--- BEGIN Text section ---

Don’t be overwhelmed by the challenge: start with small steps. You can’t change the world in one day. But you can for sure change it in 10 years. So don’t wait: start now.

As part of my series about how companies are becoming more sustainable, I had the pleasure of interviewing Luc Speisser.

Luc Speisser is the Global Chief Innovation Officer at Landor and Fitch. He joined Landor in 2005 as Executive Director of Brand Strategy before becoming Managing Director of Landor Paris & Geneva, and lastly President of Landor Europe for two years. Luc has 25 years of experience focusing on innovation and transformation, business leadership, behavioural change, strategy and global brand experience. He began his career leading public health behavioural change programmes for NGOs and the French government, before working at top-tier advertising firms in Havas Group and Interpublic Group.

--- END Text section ---
--- BEGIN Data lines ---

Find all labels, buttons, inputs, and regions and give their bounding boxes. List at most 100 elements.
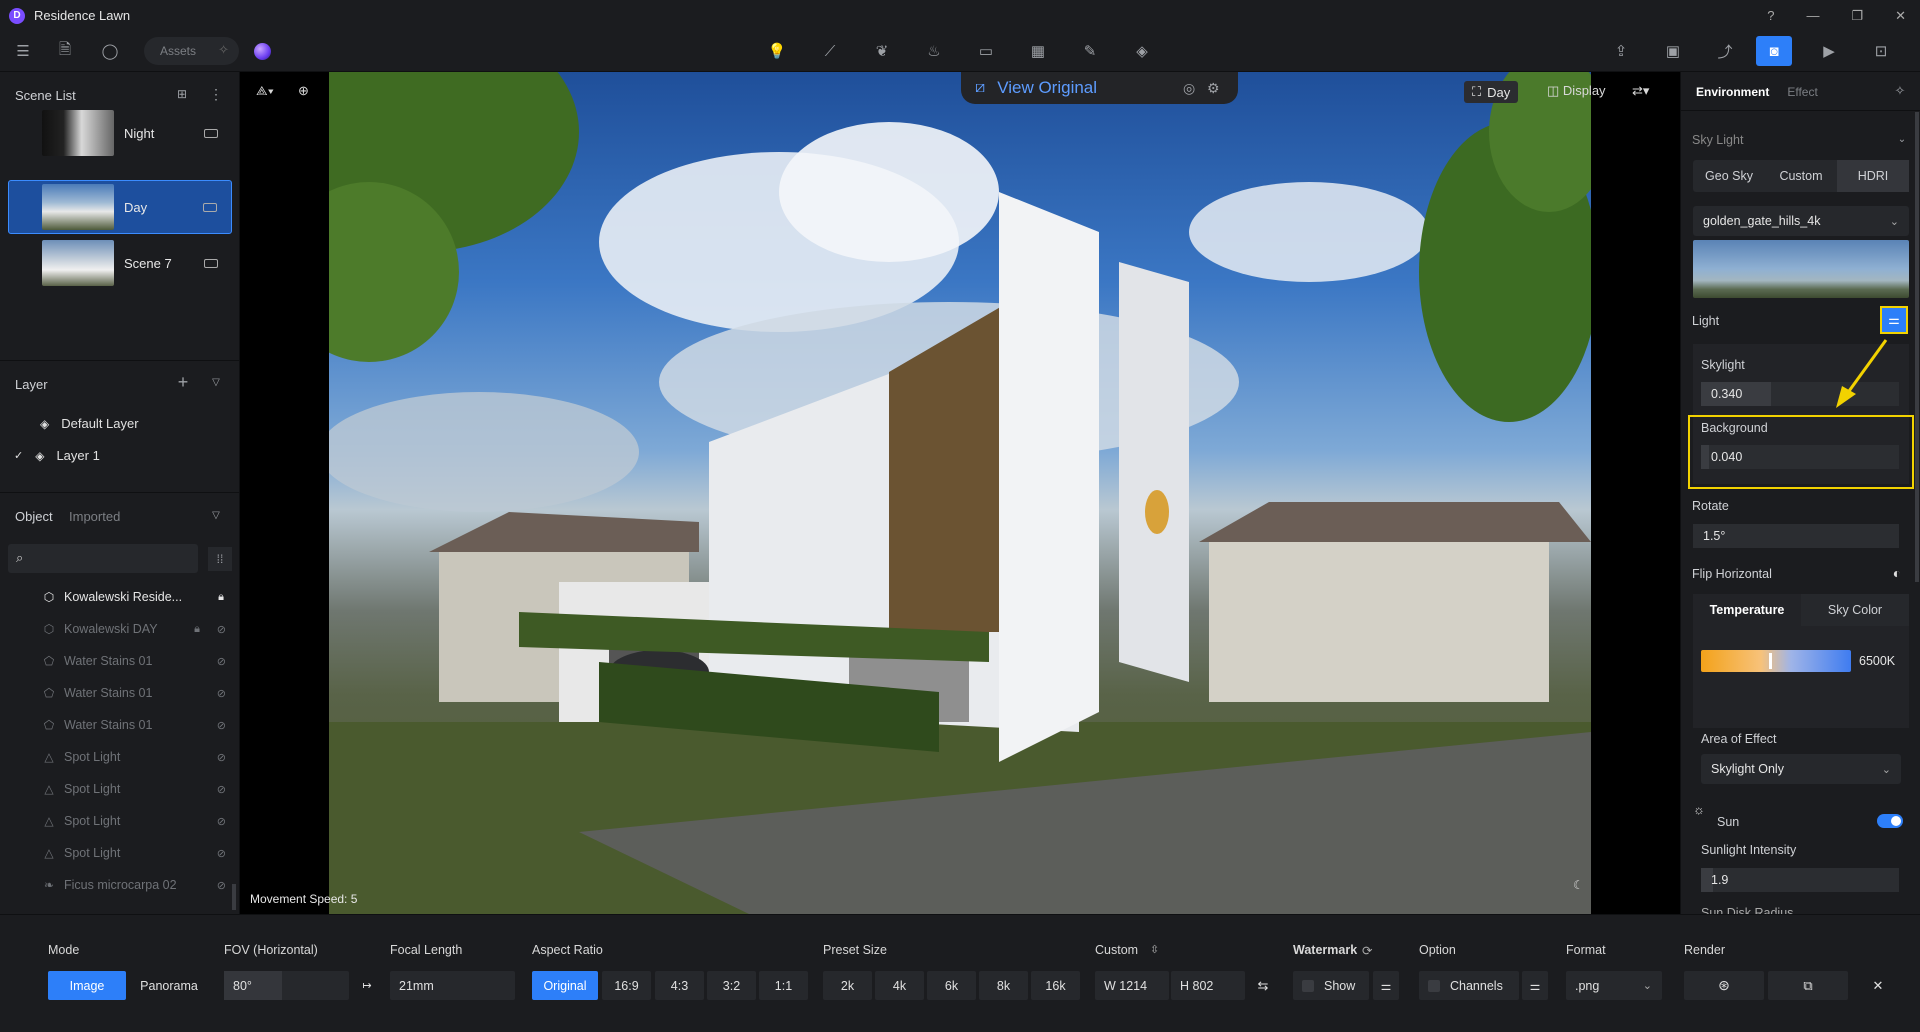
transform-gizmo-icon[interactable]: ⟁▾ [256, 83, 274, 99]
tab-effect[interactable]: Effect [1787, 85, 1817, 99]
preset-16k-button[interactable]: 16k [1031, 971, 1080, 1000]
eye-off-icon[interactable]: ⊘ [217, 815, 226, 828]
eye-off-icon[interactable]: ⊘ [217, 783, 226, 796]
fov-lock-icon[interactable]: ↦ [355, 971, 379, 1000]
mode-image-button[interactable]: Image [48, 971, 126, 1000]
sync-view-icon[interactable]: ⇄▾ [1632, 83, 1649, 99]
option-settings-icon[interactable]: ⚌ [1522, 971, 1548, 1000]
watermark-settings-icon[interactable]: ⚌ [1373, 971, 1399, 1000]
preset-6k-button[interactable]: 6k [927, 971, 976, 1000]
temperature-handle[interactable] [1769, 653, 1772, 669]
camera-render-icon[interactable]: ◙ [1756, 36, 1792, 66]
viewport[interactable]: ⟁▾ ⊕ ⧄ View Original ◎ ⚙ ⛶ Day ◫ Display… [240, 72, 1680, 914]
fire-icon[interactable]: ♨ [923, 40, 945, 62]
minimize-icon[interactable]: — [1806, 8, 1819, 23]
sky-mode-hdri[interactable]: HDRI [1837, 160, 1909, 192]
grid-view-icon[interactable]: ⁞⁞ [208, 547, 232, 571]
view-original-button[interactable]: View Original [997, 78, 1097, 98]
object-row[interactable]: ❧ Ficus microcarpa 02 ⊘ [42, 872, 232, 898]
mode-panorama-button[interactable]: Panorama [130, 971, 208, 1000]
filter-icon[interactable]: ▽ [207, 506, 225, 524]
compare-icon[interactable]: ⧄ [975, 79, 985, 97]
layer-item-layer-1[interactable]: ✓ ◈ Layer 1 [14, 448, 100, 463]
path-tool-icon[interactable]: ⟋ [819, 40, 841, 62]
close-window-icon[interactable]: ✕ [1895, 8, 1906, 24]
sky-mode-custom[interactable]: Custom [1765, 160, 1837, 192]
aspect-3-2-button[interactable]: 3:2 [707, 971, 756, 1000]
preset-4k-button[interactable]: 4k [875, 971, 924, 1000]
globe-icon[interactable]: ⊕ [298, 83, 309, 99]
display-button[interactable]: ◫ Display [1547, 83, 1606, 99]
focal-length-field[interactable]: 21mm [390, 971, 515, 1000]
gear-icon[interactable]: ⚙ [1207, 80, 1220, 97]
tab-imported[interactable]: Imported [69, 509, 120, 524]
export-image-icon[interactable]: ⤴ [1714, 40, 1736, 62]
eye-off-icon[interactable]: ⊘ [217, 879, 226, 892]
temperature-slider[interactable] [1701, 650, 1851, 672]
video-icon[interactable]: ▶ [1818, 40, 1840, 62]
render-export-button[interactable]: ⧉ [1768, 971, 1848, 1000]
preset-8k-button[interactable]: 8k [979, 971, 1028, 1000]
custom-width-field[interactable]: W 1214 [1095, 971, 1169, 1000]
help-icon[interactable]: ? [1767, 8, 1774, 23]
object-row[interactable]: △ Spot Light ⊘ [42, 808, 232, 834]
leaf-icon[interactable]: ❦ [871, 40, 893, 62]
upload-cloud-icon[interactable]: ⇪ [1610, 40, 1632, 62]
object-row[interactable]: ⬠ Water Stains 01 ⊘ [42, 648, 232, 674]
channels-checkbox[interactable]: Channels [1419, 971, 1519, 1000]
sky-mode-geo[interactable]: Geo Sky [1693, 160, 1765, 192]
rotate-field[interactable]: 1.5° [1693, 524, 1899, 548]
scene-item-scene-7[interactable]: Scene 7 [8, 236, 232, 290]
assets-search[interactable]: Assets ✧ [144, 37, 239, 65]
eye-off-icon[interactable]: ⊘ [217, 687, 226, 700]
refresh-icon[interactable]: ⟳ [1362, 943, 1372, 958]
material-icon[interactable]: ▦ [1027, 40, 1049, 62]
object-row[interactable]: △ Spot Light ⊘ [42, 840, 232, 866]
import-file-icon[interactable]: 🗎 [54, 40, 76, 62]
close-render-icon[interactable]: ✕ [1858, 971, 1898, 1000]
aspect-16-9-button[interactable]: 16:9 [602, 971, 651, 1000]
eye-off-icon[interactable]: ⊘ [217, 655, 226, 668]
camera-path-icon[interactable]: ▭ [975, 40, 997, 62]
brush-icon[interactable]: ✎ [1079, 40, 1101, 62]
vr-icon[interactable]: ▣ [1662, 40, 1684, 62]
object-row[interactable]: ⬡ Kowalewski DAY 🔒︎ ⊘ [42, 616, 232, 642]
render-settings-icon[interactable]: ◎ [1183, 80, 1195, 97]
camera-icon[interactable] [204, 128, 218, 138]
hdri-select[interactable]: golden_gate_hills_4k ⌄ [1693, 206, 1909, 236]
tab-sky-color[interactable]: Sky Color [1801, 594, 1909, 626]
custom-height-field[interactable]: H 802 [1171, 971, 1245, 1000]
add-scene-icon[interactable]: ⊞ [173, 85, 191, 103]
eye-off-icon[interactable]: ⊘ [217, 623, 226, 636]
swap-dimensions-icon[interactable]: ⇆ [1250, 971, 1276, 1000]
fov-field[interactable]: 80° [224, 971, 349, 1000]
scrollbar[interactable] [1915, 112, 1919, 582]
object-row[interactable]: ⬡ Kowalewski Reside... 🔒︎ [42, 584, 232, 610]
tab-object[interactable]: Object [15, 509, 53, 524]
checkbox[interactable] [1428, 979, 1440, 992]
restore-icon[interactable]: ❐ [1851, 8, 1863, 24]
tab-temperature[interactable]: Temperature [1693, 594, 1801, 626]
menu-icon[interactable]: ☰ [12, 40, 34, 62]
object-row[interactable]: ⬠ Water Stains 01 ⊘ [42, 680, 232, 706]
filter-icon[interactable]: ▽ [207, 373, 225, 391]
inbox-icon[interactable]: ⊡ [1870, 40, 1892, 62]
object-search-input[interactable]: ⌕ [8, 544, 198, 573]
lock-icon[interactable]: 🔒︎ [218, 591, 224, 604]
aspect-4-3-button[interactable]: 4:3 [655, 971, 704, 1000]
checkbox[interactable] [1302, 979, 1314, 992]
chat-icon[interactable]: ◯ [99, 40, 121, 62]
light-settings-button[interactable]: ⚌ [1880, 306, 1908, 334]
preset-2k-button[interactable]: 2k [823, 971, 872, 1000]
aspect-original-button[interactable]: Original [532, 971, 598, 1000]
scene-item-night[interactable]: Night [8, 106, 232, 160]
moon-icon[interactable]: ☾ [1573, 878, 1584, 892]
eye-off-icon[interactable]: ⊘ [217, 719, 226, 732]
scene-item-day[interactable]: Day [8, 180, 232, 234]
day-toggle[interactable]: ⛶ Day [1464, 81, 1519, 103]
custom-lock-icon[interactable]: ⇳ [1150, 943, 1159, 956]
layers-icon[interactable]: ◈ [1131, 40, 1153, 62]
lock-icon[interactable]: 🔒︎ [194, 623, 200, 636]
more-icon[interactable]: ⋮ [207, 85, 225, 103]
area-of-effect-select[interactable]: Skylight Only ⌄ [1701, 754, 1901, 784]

--- END Data lines ---
--- BEGIN Data lines ---

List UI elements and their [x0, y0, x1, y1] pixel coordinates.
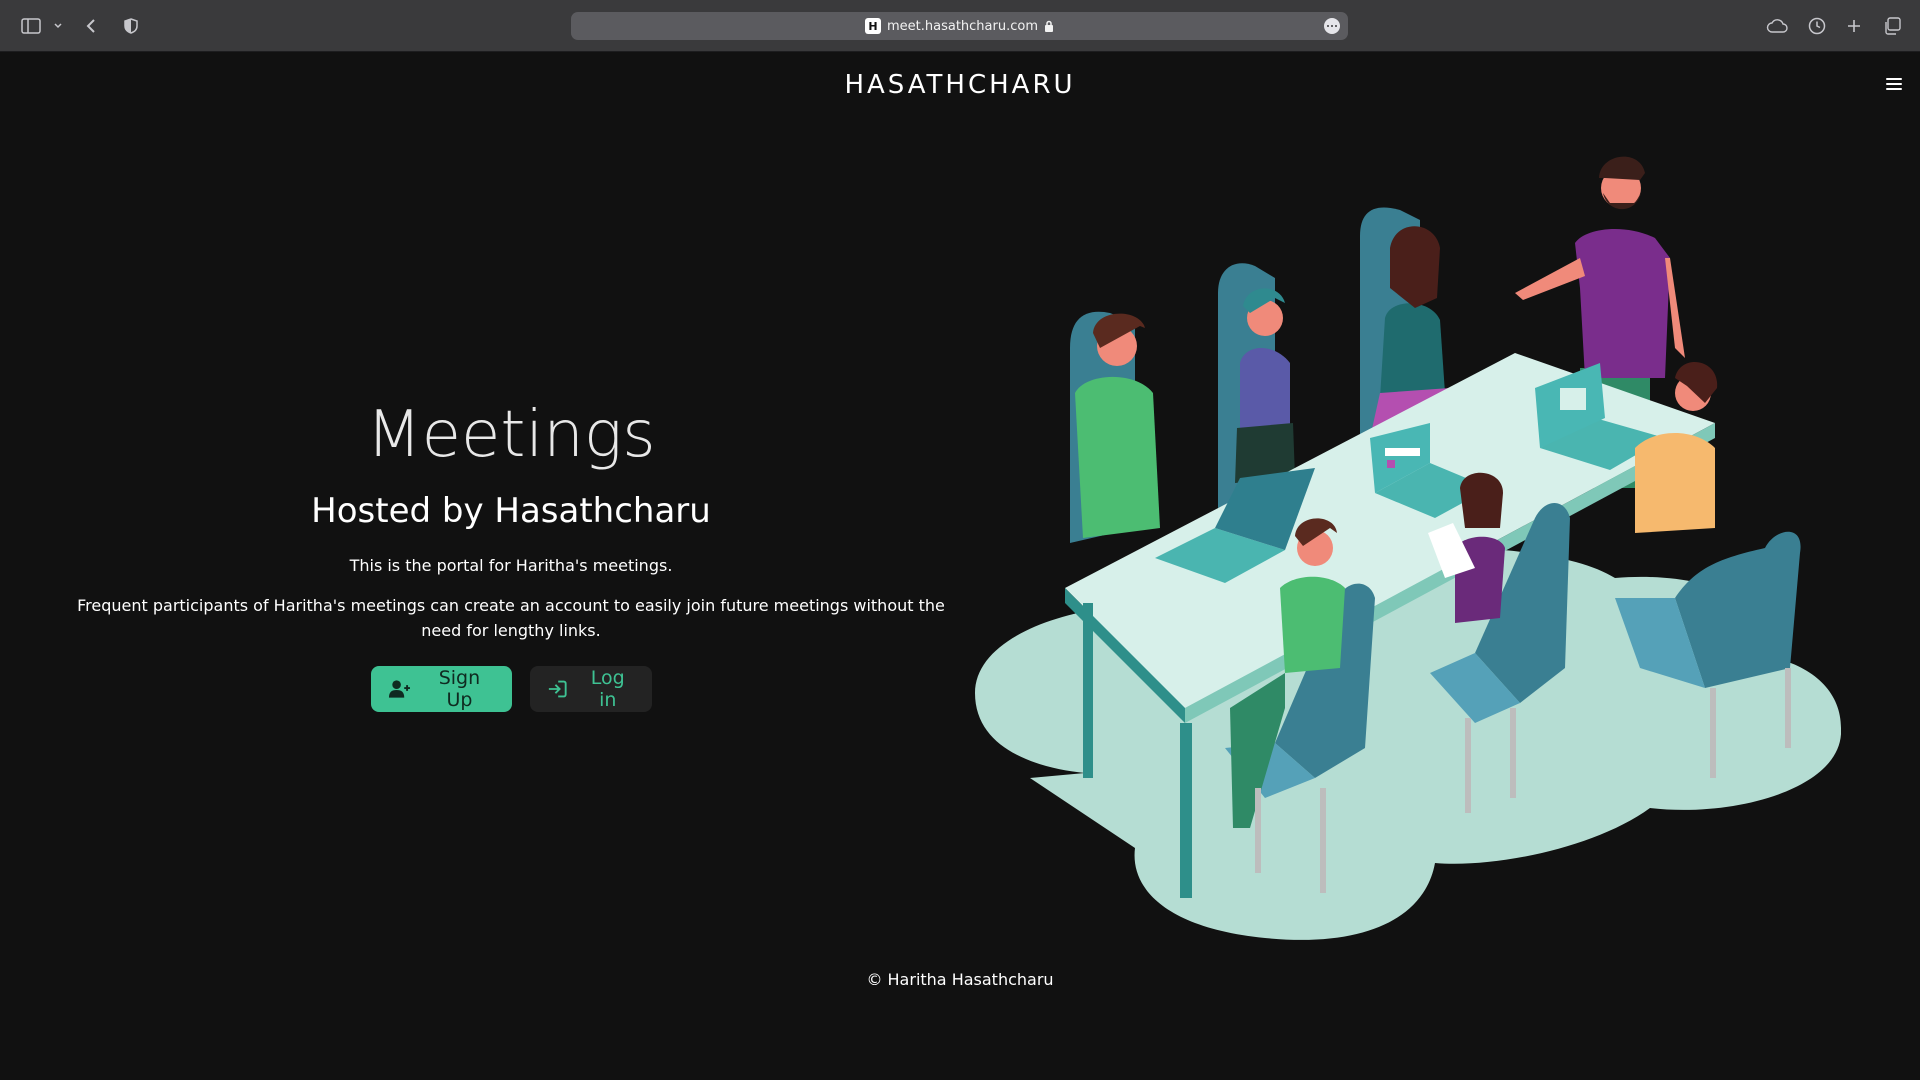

--- END Data lines ---
--- BEGIN Data lines ---

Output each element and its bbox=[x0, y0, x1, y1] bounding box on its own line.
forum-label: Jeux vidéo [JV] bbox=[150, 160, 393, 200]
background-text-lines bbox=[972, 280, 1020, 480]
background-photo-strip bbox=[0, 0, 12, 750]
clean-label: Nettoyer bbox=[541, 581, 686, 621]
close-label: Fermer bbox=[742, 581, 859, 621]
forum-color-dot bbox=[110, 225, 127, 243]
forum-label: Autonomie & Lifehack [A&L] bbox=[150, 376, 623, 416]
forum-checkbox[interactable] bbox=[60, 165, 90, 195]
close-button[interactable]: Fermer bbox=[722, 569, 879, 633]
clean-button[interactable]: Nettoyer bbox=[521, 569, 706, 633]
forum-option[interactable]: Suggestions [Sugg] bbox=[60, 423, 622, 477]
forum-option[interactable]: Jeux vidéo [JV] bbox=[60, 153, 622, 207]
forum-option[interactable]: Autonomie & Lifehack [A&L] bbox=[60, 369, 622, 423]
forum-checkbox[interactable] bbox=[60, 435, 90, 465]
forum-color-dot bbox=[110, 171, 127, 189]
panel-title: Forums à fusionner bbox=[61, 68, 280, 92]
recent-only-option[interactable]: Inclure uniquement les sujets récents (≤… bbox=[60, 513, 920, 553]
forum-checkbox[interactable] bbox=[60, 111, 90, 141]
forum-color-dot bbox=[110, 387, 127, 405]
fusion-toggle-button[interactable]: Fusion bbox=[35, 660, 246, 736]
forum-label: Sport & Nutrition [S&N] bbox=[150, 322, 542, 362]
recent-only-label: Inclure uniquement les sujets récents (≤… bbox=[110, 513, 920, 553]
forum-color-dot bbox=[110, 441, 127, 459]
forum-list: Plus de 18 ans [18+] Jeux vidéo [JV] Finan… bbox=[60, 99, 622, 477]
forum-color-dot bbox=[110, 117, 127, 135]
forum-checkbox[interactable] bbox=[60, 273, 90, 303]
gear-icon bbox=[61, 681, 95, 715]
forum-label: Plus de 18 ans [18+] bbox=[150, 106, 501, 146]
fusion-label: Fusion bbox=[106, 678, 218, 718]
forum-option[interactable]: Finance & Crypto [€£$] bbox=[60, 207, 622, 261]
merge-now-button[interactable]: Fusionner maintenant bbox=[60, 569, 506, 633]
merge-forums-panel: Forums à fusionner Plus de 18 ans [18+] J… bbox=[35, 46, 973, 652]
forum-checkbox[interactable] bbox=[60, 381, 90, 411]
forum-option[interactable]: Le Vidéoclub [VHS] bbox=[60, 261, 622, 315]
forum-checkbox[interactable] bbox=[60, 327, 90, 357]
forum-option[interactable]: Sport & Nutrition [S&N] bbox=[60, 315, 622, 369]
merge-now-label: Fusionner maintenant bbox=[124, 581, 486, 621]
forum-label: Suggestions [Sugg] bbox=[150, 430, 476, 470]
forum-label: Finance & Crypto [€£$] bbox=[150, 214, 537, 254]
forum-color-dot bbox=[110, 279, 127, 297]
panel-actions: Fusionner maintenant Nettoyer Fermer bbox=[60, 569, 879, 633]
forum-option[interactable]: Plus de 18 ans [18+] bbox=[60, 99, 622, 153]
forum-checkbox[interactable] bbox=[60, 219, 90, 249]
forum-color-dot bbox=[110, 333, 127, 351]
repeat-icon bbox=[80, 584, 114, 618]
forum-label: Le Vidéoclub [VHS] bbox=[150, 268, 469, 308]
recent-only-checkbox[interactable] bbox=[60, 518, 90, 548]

--- END Data lines ---

**Things to do**:
1 - According to the Luc Speisser profile, in what year did he join Landor?
2 - Print the Luc Speisser profile between "Luc Speisser is" and "and Interpublic Group.", inclusive.
3 - Proceed with the Luc Speisser profile, picking up after its final sentence.

**Results in order**:
1 - 2005

2 -
Luc Speisser is the Global Chief Innovation Officer at Landor and Fitch. He joined Landor in 2005 as Executive Director of Brand Strategy before becoming Managing Director of Landor Paris & Geneva, and lastly President of Landor Europe for two years. Luc has 25 years of experience focusing on innovation and transformation, business leadership, behavioural change, strategy and global brand experience. He began his career leading public health behavioural change programmes for NGOs and the French government, before working at top-tier advertising firms in Havas Group and Interpublic Group.

3 -
As a member of the Global Executive Team, Luc is responsible for embedding innovation at all levels. Creating new everything, every day, by everyone. Creating and deploying offers to answer client needs and developing new capabilities across the global network — through strong partnerships and strategic talent growth. Luc is also supervising officer for key client accounts.

Luc melds innovative, strategic thinking paired with cutting-edge creativity to build strong teams, and drives excellence in both creativity and business efficiency. As President of Landor Paris and Geneva, Luc completely restructured the teams and the business. As a consequence, the office experienced uninterrupted business growth for seven years and received 94 creativity and efficiency awards since 2013. This includes 1 Effie, 8 D&AD Pencils and 7 Cannes Lions, making Landor the most awarded design agency at Cannes two years in a row. From 2017 to 2019, Luc continued to drive business growth and performance on a regional level, as President of Landor Europe.

He has led numerous ambitious and enduring global branding programs for clients such as Airbus, Citroën, Coty, Danone, the European Commission, Fédération Internationale de Volleyball, Geodis, Kellogg’s, LVMH, Procter & Gamble, Renault, Total, Visa and Volkswagen Group.

Thank you so much for doing this with us! Can you tell us a story about what brought you to this specific career path?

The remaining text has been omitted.